- THE REQUEST: What follows is a block of records; restate each one word for word.

## begin ENTRIES SUPPLIED

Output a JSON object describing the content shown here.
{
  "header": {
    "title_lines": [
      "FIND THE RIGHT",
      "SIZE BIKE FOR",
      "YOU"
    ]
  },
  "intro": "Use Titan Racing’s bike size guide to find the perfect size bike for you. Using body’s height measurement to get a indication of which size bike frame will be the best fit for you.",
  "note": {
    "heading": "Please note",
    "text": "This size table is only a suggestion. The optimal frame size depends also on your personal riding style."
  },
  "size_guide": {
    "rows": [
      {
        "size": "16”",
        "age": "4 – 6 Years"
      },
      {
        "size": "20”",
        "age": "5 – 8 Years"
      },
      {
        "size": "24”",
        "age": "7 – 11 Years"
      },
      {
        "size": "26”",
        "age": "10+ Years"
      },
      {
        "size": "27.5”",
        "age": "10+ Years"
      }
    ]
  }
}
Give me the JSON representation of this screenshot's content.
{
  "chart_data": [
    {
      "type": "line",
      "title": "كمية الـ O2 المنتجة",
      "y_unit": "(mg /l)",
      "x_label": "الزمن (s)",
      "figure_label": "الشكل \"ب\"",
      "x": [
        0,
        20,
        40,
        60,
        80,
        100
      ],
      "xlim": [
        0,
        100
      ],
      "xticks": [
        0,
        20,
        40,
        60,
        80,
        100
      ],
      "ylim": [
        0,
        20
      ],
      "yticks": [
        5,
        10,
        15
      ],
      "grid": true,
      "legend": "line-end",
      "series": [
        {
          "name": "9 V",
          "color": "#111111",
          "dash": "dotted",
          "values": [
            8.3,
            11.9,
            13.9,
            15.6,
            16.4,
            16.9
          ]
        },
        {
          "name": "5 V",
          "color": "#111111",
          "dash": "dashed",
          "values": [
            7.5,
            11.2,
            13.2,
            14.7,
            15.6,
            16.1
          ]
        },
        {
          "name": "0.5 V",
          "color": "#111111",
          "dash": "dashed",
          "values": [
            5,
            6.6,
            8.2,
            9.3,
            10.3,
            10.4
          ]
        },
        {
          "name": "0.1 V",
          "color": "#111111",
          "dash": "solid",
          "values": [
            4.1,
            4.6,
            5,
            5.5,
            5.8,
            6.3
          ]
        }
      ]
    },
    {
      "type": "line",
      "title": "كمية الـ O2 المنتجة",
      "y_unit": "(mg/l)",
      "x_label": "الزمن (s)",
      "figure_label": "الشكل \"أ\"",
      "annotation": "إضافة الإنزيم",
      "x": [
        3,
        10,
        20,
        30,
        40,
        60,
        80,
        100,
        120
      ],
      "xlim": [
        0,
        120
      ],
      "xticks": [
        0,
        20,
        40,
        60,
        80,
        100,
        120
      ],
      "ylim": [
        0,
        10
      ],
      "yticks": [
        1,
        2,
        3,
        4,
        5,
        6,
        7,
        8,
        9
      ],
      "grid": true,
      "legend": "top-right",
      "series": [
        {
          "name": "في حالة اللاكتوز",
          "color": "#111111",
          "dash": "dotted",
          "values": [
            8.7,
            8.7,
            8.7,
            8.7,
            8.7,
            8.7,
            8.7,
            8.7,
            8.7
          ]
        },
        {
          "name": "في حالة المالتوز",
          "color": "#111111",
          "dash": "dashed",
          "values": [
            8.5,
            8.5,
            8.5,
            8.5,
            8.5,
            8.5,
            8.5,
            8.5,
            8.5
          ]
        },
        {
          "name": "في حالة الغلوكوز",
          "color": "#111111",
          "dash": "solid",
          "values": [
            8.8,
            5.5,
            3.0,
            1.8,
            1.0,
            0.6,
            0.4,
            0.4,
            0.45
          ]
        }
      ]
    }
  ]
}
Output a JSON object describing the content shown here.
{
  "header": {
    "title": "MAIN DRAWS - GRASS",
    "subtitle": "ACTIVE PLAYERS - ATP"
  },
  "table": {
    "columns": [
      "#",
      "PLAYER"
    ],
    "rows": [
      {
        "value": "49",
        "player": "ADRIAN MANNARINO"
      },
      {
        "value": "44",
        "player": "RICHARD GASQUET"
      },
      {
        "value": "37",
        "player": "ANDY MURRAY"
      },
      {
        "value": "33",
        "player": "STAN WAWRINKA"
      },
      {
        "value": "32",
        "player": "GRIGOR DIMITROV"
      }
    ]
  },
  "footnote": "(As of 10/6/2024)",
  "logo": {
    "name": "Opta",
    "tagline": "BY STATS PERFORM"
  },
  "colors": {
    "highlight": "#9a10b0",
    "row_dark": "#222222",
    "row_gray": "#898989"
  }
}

## end ENTRIES SUPPLIED

- WORKED SOLUTION:
Output a JSON object describing the content shown here.
{
  "header": {
    "title_lines": [
      "FIND THE RIGHT",
      "SIZE BIKE FOR",
      "YOU"
    ]
  },
  "intro": "Use Titan Racing’s bike size guide to find the perfect size bike for you. Using body’s height measurement to get a indication of which size bike frame will be the best fit for you.",
  "note": {
    "heading": "Please note",
    "text": "This size table is only a suggestion. The optimal frame size depends also on your personal riding style."
  },
  "size_guide": {
    "rows": [
      {
        "size": "16”",
        "age": "4 – 6 Years"
      },
      {
        "size": "20”",
        "age": "5 – 8 Years"
      },
      {
        "size": "24”",
        "age": "7 – 11 Years"
      },
      {
        "size": "26”",
        "age": "10+ Years"
      },
      {
        "size": "27.5”",
        "age": "10+ Years"
      }
    ]
  }
}
Give me the JSON representation of this screenshot's content.
{
  "chart_data": [
    {
      "type": "line",
      "title": "كمية الـ O2 المنتجة",
      "y_unit": "(mg /l)",
      "x_label": "الزمن (s)",
      "figure_label": "الشكل \"ب\"",
      "x": [
        0,
        20,
        40,
        60,
        80,
        100
      ],
      "xlim": [
        0,
        100
      ],
      "xticks": [
        0,
        20,
        40,
        60,
        80,
        100
      ],
      "ylim": [
        0,
        20
      ],
      "yticks": [
        5,
        10,
        15
      ],
      "grid": true,
      "legend": "line-end",
      "series": [
        {
          "name": "9 V",
          "color": "#111111",
          "dash": "dotted",
          "values": [
            8.3,
            11.9,
            13.9,
            15.6,
            16.4,
            16.9
          ]
        },
        {
          "name": "5 V",
          "color": "#111111",
          "dash": "dashed",
          "values": [
            7.5,
            11.2,
            13.2,
            14.7,
            15.6,
            16.1
          ]
        },
        {
          "name": "0.5 V",
          "color": "#111111",
          "dash": "dashed",
          "values": [
            5,
            6.6,
            8.2,
            9.3,
            10.3,
            10.4
          ]
        },
        {
          "name": "0.1 V",
          "color": "#111111",
          "dash": "solid",
          "values": [
            4.1,
            4.6,
            5,
            5.5,
            5.8,
            6.3
          ]
        }
      ]
    },
    {
      "type": "line",
      "title": "كمية الـ O2 المنتجة",
      "y_unit": "(mg/l)",
      "x_label": "الزمن (s)",
      "figure_label": "الشكل \"أ\"",
      "annotation": "إضافة الإنزيم",
      "x": [
        3,
        10,
        20,
        30,
        40,
        60,
        80,
        100,
        120
      ],
      "xlim": [
        0,
        120
      ],
      "xticks": [
        0,
        20,
        40,
        60,
        80,
        100,
        120
      ],
      "ylim": [
        0,
        10
      ],
      "yticks": [
        1,
        2,
        3,
        4,
        5,
        6,
        7,
        8,
        9
      ],
      "grid": true,
      "legend": "top-right",
      "series": [
        {
          "name": "في حالة اللاكتوز",
          "color": "#111111",
          "dash": "dotted",
          "values": [
            8.7,
            8.7,
            8.7,
            8.7,
            8.7,
            8.7,
            8.7,
            8.7,
            8.7
          ]
        },
        {
          "name": "في حالة المالتوز",
          "color": "#111111",
          "dash": "dashed",
          "values": [
            8.5,
            8.5,
            8.5,
            8.5,
            8.5,
            8.5,
            8.5,
            8.5,
            8.5
          ]
        },
        {
          "name": "في حالة الغلوكوز",
          "color": "#111111",
          "dash": "solid",
          "values": [
            8.8,
            5.5,
            3.0,
            1.8,
            1.0,
            0.6,
            0.4,
            0.4,
            0.45
          ]
        }
      ]
    }
  ]
}
Output a JSON object describing the content shown here.
{
  "header": {
    "title": "MAIN DRAWS - GRASS",
    "subtitle": "ACTIVE PLAYERS - ATP"
  },
  "table": {
    "columns": [
      "#",
      "PLAYER"
    ],
    "rows": [
      {
        "value": "49",
        "player": "ADRIAN MANNARINO"
      },
      {
        "value": "44",
        "player": "RICHARD GASQUET"
      },
      {
        "value": "37",
        "player": "ANDY MURRAY"
      },
      {
        "value": "33",
        "player": "STAN WAWRINKA"
      },
      {
        "value": "32",
        "player": "GRIGOR DIMITROV"
      }
    ]
  },
  "footnote": "(As of 10/6/2024)",
  "logo": {
    "name": "Opta",
    "tagline": "BY STATS PERFORM"
  },
  "colors": {
    "highlight": "#9a10b0",
    "row_dark": "#222222",
    "row_gray": "#898989"
  }
}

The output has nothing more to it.